[Entries taken from a collection]
'''

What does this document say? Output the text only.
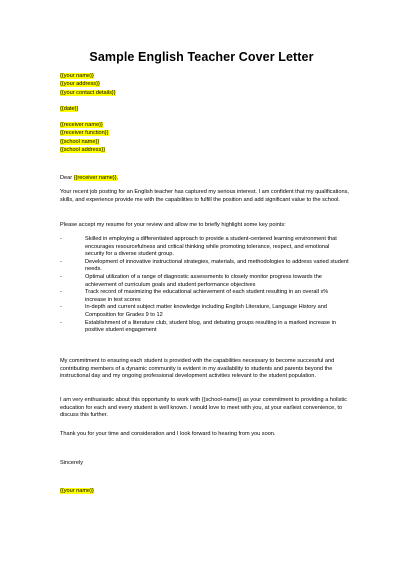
Sample English Teacher Cover Letter
{{your name}}
{{your address}}
{{your contact details}}
{{date}}
{{receiver name}}
{{receiver function}}
{{school name}}
{{school address}}
Dear {{receiver name}},
Your recent job posting for an English teacher has captured my serious interest. I am confident that my qualifications, skills, and experience provide me with the capabilities to fulfill the position and add significant value to the school.
Please accept my resume for your review and allow me to briefly highlight some key points:
-	Skilled in employing a differentiated approach to provide a student-centered learning environment that encourages resourcefulness and critical thinking while promoting tolerance, respect, and emotional security for a diverse student group.
-	Development of innovative instructional strategies, materials, and methodologies to address varied student needs.
-	Optimal utilization of a range of diagnostic assessments to closely monitor progress towards the achievement of curriculum goals and student performance objectives
-	Track record of maximizing the educational achievement of each student resulting in an overall x% increase in test scores
-	In-depth and current subject matter knowledge including English Literature, Language History and Composition for Grades 9 to 12
-	Establishment of a literature club, student blog, and debating groups resulting in a marked increase in positive student engagement
My commitment to ensuring each student is provided with the capabilities necessary to become successful and contributing members of a dynamic community is evident in my availability to students and parents beyond the instructional day and my ongoing professional development activities relevant to the student population.
I am very enthusiastic about this opportunity to work with {{school-name}} as your commitment to providing a holistic education for each and every student is well known. I would love to meet with you, at your earliest convenience, to discuss this further.
Thank you for your time and consideration and I look forward to hearing from you soon.
Sincerely
{{your name}}
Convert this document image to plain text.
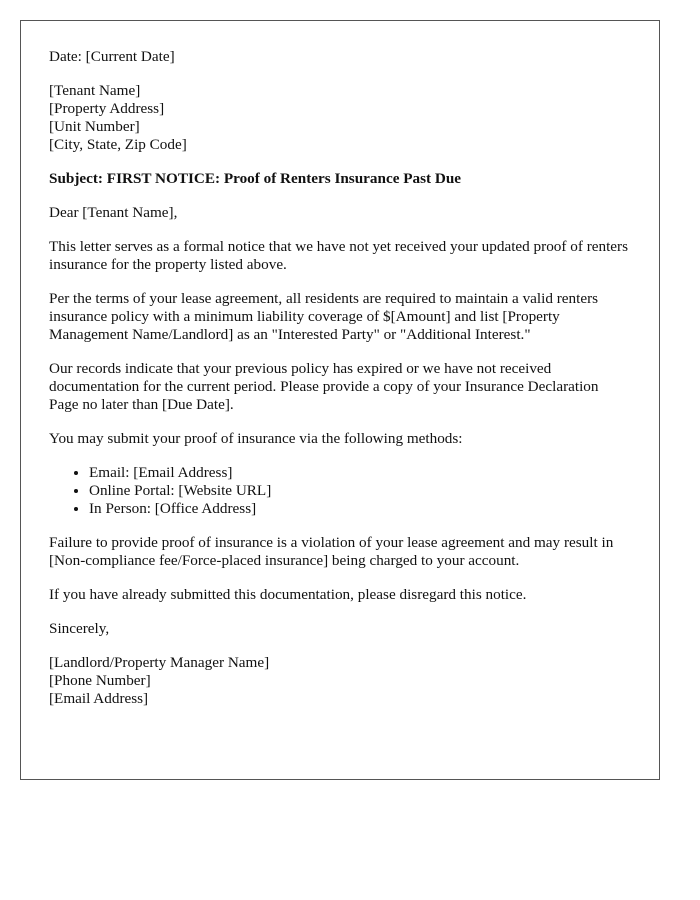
Date: [Current Date]

[Tenant Name]
[Property Address]
[Unit Number]
[City, State, Zip Code]

Subject: FIRST NOTICE: Proof of Renters Insurance Past Due

Dear [Tenant Name],

This letter serves as a formal notice that we have not yet received your updated proof of renters insurance for the property listed above.

Per the terms of your lease agreement, all residents are required to maintain a valid renters insurance policy with a minimum liability coverage of $[Amount] and list [Property Management Name/Landlord] as an "Interested Party" or "Additional Interest."

Our records indicate that your previous policy has expired or we have not received documentation for the current period. Please provide a copy of your Insurance Declaration Page no later than [Due Date].

You may submit your proof of insurance via the following methods:

• Email: [Email Address]
• Online Portal: [Website URL]
• In Person: [Office Address]

Failure to provide proof of insurance is a violation of your lease agreement and may result in [Non-compliance fee/Force-placed insurance] being charged to your account.

If you have already submitted this documentation, please disregard this notice.

Sincerely,

[Landlord/Property Manager Name]
[Phone Number]
[Email Address]
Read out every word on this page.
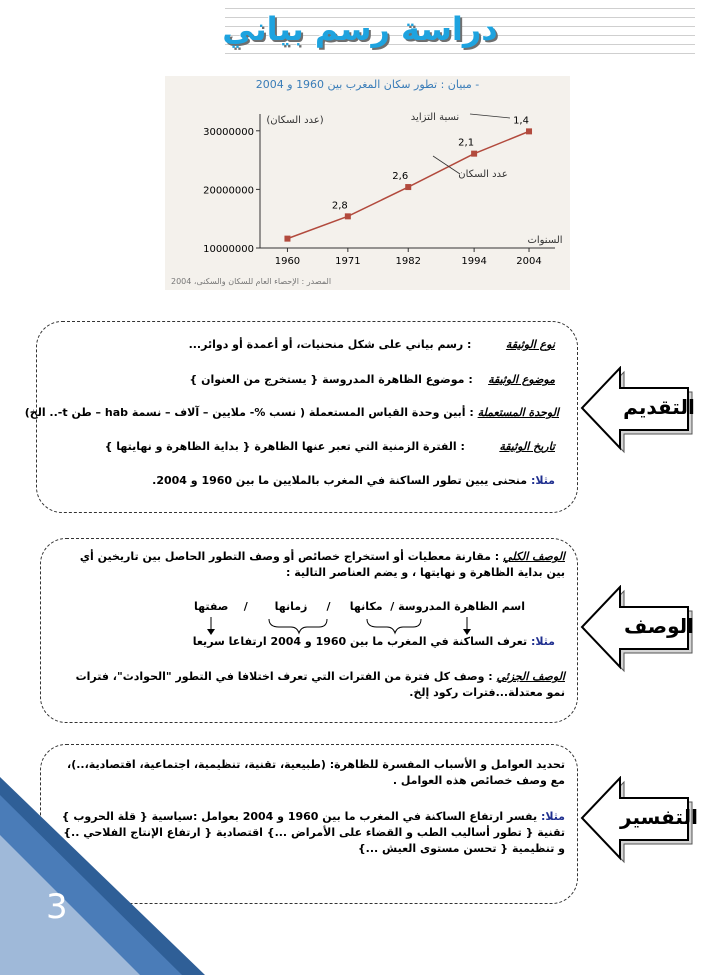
دراسة رسم بياني
- مبيان : تطور سكان المغرب بين 1960 و 2004
10000000
20000000
30000000
1960	1971	1982	1994	2004
2,8
2,6
2,1
1,4
نسبة التزايد
عدد السكان
(عدد السكان)
السنوات
المصدر : الإحصاء العام للسكان والسكنى، 2004
التقديم
نوع الوثيقة         : رسم بياني على شكل منحنيات، أو أعمدة أو دوائر...
موضوع الوثيقة    : موضوع الظاهرة المدروسة { يستخرج من العنوان }
الوحدة المستعملة : أبين وحدة القياس المستعملة ( نسب %- ملايين – آلاف – نسمة hab – طن t-.. الخ)
تاريخ الوثيقة         : الفترة الزمنية التي تعبر عنها الظاهرة { بداية الظاهرة و نهايتها }
مثلا: منحنى يبين تطور الساكنة في المغرب بالملايين ما بين 1960 و 2004.
الوصف
الوصف الكلي : مقارنة معطيات أو استخراج خصائص أو وصف التطور الحاصل بين تاريخين أي بين بداية الظاهرة و نهايتها ، و يضم العناصر التالية :
اسم الظاهرة المدروسة /  مكانها     /     زمانها       /    صفتها
مثلا: تعرف الساكنة في المغرب ما بين 1960 و 2004 ارتفاعا سريعا
الوصف الجزئي : وصف كل فترة من الفترات التي تعرف اختلافا في التطور "الحوادث"، فترات نمو معتدلة...فترات ركود إلخ.
التفسير
تحديد العوامل و الأسباب المفسرة للظاهرة: (طبيعية، تقنية، تنظيمية، اجتماعية، اقتصادية،..)، مع وصف خصائص هذه العوامل .
مثلا: يفسر ارتفاع الساكنة في المغرب ما بين 1960 و 2004 بعوامل :سياسية { قلة الحروب } تقنية { تطور أساليب الطب و القضاء على الأمراض ...} اقتصادية { ارتفاع الإنتاج الفلاحي ..} و تنظيمية { تحسن مستوى العيش ...}
3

'''

● TASK PROMPT: Using the listing above, pull out all lines that hold the word "بياني".

● TASK OUTPUT:
دراسة رسم بياني
نوع الوثيقة         : رسم بياني على شكل منحنيات، أو أعمدة أو دوائر...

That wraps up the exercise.